▶ **RECORD EXCERPTS**:
---------------

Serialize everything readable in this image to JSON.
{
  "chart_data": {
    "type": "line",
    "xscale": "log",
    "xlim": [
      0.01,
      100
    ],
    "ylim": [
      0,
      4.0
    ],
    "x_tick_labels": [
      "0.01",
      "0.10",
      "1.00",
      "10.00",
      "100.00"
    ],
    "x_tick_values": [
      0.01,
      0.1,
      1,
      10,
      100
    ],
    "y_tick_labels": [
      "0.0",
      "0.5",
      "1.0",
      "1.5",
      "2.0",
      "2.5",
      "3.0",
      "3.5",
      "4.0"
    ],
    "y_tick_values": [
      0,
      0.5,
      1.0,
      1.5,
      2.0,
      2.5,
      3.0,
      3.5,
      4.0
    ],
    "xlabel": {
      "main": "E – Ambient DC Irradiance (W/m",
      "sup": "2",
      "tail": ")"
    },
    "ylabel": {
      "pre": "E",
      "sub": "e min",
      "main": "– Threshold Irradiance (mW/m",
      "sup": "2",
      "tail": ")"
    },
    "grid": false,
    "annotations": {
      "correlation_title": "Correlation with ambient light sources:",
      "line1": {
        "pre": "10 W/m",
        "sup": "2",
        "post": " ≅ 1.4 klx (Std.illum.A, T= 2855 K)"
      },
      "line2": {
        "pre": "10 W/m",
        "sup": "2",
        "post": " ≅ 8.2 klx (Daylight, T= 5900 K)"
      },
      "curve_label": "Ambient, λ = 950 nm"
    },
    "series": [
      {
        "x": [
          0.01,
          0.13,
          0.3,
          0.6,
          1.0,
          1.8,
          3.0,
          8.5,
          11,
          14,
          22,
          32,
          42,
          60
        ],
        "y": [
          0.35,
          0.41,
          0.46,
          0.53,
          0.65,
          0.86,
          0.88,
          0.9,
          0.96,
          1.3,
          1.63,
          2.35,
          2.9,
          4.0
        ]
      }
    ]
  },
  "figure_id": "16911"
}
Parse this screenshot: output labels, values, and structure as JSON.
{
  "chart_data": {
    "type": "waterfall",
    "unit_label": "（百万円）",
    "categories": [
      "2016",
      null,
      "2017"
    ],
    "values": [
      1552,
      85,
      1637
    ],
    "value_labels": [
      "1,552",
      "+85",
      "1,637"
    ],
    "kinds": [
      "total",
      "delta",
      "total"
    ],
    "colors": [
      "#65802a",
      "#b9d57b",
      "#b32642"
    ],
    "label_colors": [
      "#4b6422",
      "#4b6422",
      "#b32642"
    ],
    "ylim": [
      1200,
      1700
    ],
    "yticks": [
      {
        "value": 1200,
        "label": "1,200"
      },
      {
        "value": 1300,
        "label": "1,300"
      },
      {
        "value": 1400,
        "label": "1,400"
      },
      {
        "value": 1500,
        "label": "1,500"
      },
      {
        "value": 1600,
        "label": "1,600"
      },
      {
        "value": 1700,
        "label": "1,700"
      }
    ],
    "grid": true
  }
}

---------------

Filter the entries down to the lines with the word "JSON" in them.

Serialize everything readable in this image to JSON.
Parse this screenshot: output labels, values, and structure as JSON.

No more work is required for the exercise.